Supplied data:
....................

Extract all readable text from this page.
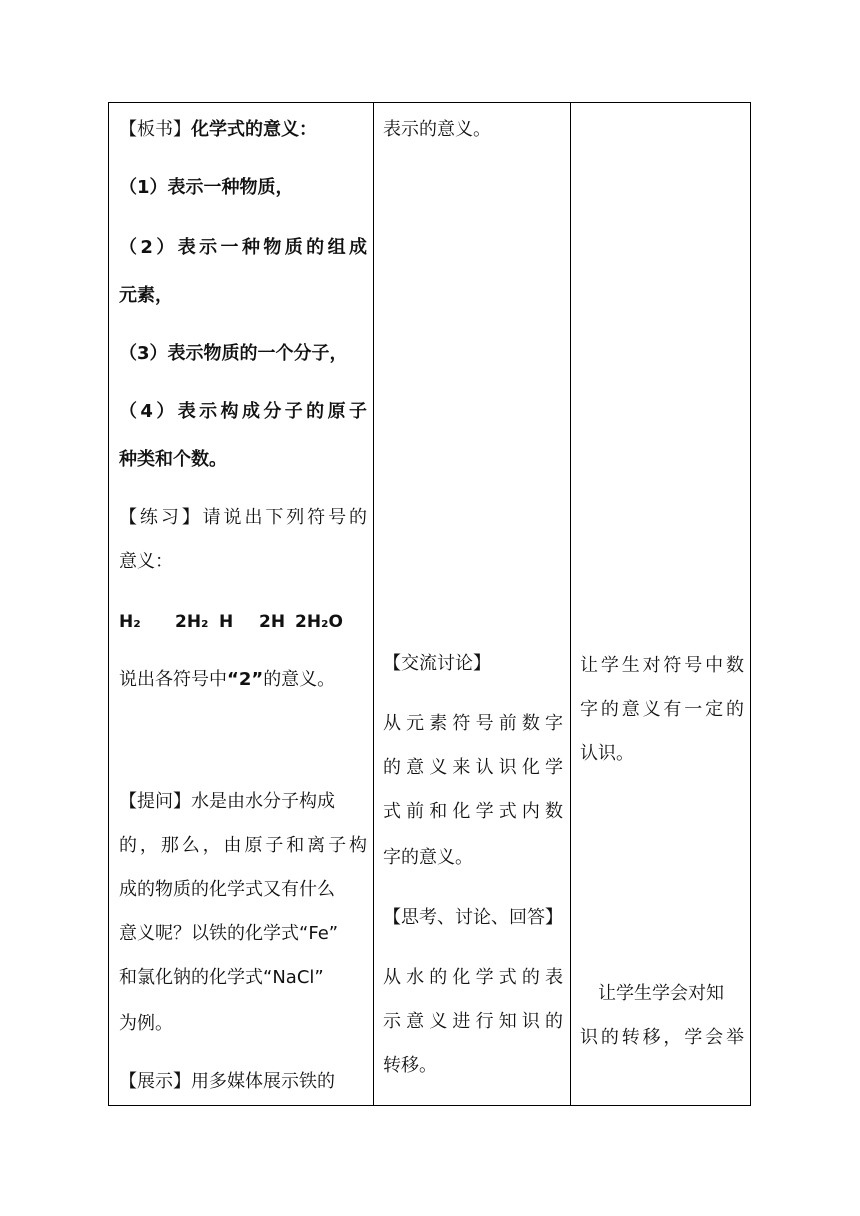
【板书】化学式的意义：
（1）表示一种物质，
（2）表示一种物质的组成
元素，
（3）表示物质的一个分子，
（4）表示构成分子的原子
种类和个数。
【练习】请说出下列符号的
意义：
H₂ 2H₂ H 2H 2H₂O
说出各符号中“2”的意义。
【提问】水是由水分子构成
的，那么，由原子和离子构
成的物质的化学式又有什么
意义呢？以铁的化学式“Fe”
和氯化钠的化学式“NaCl”
为例。
【展示】用多媒体展示铁的
表示的意义。
【交流讨论】
从元素符号前数字
的意义来认识化学
式前和化学式内数
字的意义。
【思考、讨论、回答】
从水的化学式的表
示意义进行知识的
转移。
让学生对符号中数
字的意义有一定的
认识。
让学生学会对知
识的转移，学会举
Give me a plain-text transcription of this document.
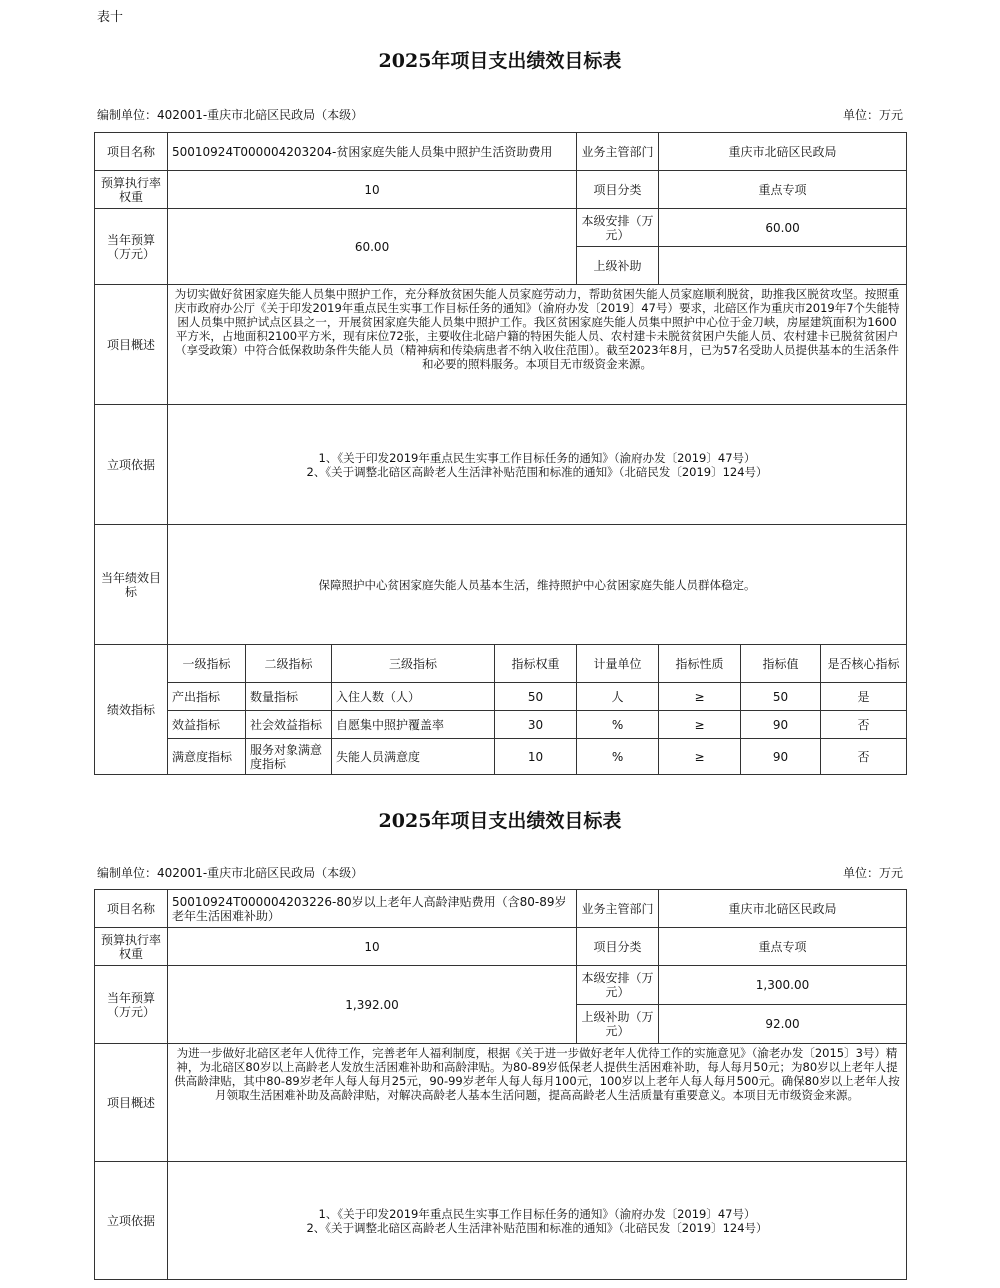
表十
2025年项目支出绩效目标表
编制单位：402001-重庆市北碚区民政局（本级）	单位：万元
项目名称	50010924T000004203204-贫困家庭失能人员集中照护生活资助费用				业务主管部门	重庆市北碚区民政局		
预算执行率权重	10				项目分类	重点专项		
当年预算（万元）	60.00				本级安排（万元）	60.00		
					上级补助			
项目概述	为切实做好贫困家庭失能人员集中照护工作，充分释放贫困失能人员家庭劳动力，帮助贫困失能人员家庭顺利脱贫，助推我区脱贫攻坚。按照重庆市政府办公厅《关于印发2019年重点民生实事工作目标任务的通知》（渝府办发〔2019〕47号）要求，北碚区作为重庆市2019年7个失能特困人员集中照护试点区县之一，开展贫困家庭失能人员集中照护工作。我区贫困家庭失能人员集中照护中心位于金刀峡，房屋建筑面积为1600平方米，占地面积2100平方米，现有床位72张，主要收住北碚户籍的特困失能人员、农村建卡未脱贫贫困户失能人员、农村建卡已脱贫贫困户（享受政策）中符合低保救助条件失能人员（精神病和传染病患者不纳入收住范围）。截至2023年8月，已为57名受助人员提供基本的生活条件和必要的照料服务。本项目无市级资金来源。							
立项依据	1、《关于印发2019年重点民生实事工作目标任务的通知》（渝府办发〔2019〕47号）
2、《关于调整北碚区高龄老人生活津补贴范围和标准的通知》（北碚民发〔2019〕124号）							

当年绩效目标	保障照护中心贫困家庭失能人员基本生活，维持照护中心贫困家庭失能人员群体稳定。							
绩效指标	一级指标	二级指标	三级指标	指标权重	计量单位	指标性质	指标值	是否核心指标
	产出指标	数量指标	入住人数（人）	50	人	≥	50	是
	效益指标	社会效益指标	自愿集中照护覆盖率	30	%	≥	90	否
	满意度指标	服务对象满意度指标	失能人员满意度	10	%	≥	90	否
2025年项目支出绩效目标表
编制单位：402001-重庆市北碚区民政局（本级）	单位：万元
项目名称	50010924T000004203226-80岁以上老年人高龄津贴费用（含80-89岁老年生活困难补助）	业务主管部门	重庆市北碚区民政局
预算执行率权重	10	项目分类	重点专项
当年预算（万元）	1,392.00	本级安排（万元）	1,300.00
		上级补助（万元）	92.00
项目概述	为进一步做好北碚区老年人优待工作，完善老年人福利制度，根据《关于进一步做好老年人优待工作的实施意见》（渝老办发〔2015〕3号）精神，为北碚区80岁以上高龄老人发放生活困难补助和高龄津贴。为80-89岁低保老人提供生活困难补助，每人每月50元；为80岁以上老年人提供高龄津贴，其中80-89岁老年人每人每月25元，90-99岁老年人每人每月100元，100岁以上老年人每人每月500元。确保80岁以上老年人按月领取生活困难补助及高龄津贴，对解决高龄老人基本生活问题，提高高龄老人生活质量有重要意义。本项目无市级资金来源。		
立项依据	1、《关于印发2019年重点民生实事工作目标任务的通知》（渝府办发〔2019〕47号）
2、《关于调整北碚区高龄老人生活津补贴范围和标准的通知》（北碚民发〔2019〕124号）		
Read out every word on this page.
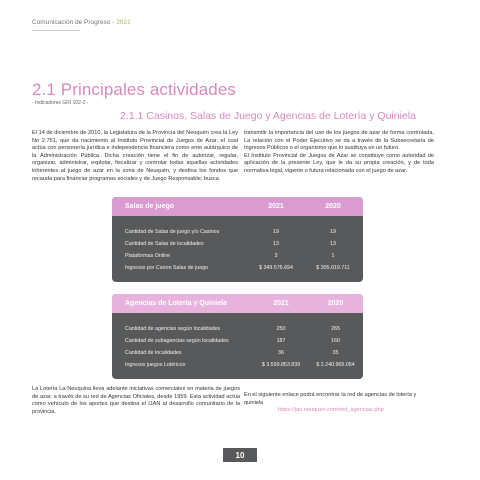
Comunicación de Progreso - 2021
2.1 Principales actividades
- Indicadores GRI 102-2 -
2.1.1 Casinos, Salas de Juego y Agencias de Lotería y Quiniela

El 14 de diciembre de 2010, la Legislatura de la Provincia del Neuquén crea la Ley No 2.751, que da nacimiento al Instituto Provincial de Juegos de Azar, el cual actúa con personería jurídica e independencia financiera como ente autárquico de la Administración Pública. Dicha creación tiene el fin de autorizar, regular, organizar, administrar, explotar, fiscalizar y controlar todas aquellas actividades inherentes al juego de azar en la zona de Neuquén, y destina los fondos que recauda para financiar programas sociales y de Juego Responsable; busca

transmitir la importancia del uso de los juegos de azar de forma controlada. La relación con el Poder Ejecutivo se da a través de la Subsecretaría de Ingresos Públicos o el organismo que lo sustituya en un futuro.

El Instituto Provincial de Juegos de Azar se constituye como autoridad de aplicación de la presente Ley, que le da su propia creación, y de toda normativa legal, vigente o futura relacionada con el juego de azar.

Salas de juego	2021	2020
Cantidad de Salas de juego y/o Casinos	19	19
Cantidad de Salas de localidades	13	13
Plataformas Online	3	1
Ingresos por Canon Salas de juego	$ 349.576.694	$ 305.019.711
Agencias de Lotería y Quiniela	2021	2020
Cantidad de agencias según localidades	250	265
Cantidad de subagencias según localidades	187	160
Cantidad de localidades	36	35
Ingresos juegos Lotéricos	$ 3.599.853.839	$ 2.240.965.054

La Lotería La Neuquina lleva adelante iniciativas comerciales en materia de juegos de azar, a través de su red de Agencias Oficiales, desde 1959. Esta actividad actúa como vehículo de los aportes que destina el IJAN al desarrollo comunitario de la provincia.

En el siguiente enlace podrá encontrar la red de agencias de lotería y quiniela

https://jan.neuquen.com/red_agencias.php

10
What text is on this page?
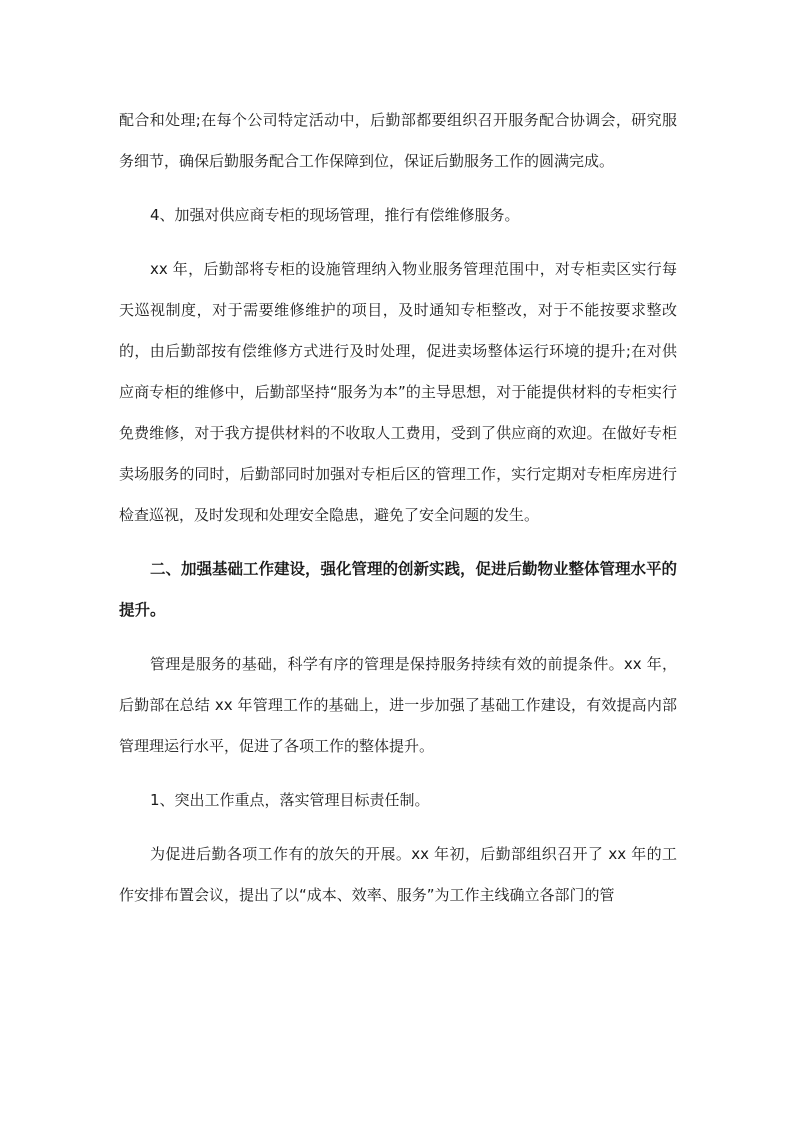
配合和处理;在每个公司特定活动中，后勤部都要组织召开服务配合协调会，研究服务细节，确保后勤服务配合工作保障到位，保证后勤服务工作的圆满完成。

4、加强对供应商专柜的现场管理，推行有偿维修服务。

xx 年，后勤部将专柜的设施管理纳入物业服务管理范围中，对专柜卖区实行每天巡视制度，对于需要维修维护的项目，及时通知专柜整改，对于不能按要求整改的，由后勤部按有偿维修方式进行及时处理，促进卖场整体运行环境的提升;在对供应商专柜的维修中，后勤部坚持“服务为本”的主导思想，对于能提供材料的专柜实行免费维修，对于我方提供材料的不收取人工费用，受到了供应商的欢迎。在做好专柜卖场服务的同时，后勤部同时加强对专柜后区的管理工作，实行定期对专柜库房进行检查巡视，及时发现和处理安全隐患，避免了安全问题的发生。

二、加强基础工作建设，强化管理的创新实践，促进后勤物业整体管理水平的提升。

管理是服务的基础，科学有序的管理是保持服务持续有效的前提条件。xx 年，后勤部在总结 xx 年管理工作的基础上，进一步加强了基础工作建设，有效提高内部管理理运行水平，促进了各项工作的整体提升。

1、突出工作重点，落实管理目标责任制。

为促进后勤各项工作有的放矢的开展。xx 年初，后勤部组织召开了 xx 年的工作安排布置会议，提出了以“成本、效率、服务”为工作主线确立各部门的管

....................

Instruction: Pull out every line above that holds the word "重庆市北碚区民政局".

Task output:
编制单位：402001-重庆市北碚区民政局（本级）	单位：万元
项目名称	50010924T000004203204-贫困家庭失能人员集中照护生活资助费用				业务主管部门	重庆市北碚区民政局		
编制单位：402001-重庆市北碚区民政局（本级）	单位：万元
项目名称	50010924T000004203226-80岁以上老年人高龄津贴费用（含80-89岁老年生活困难补助）	业务主管部门	重庆市北碚区民政局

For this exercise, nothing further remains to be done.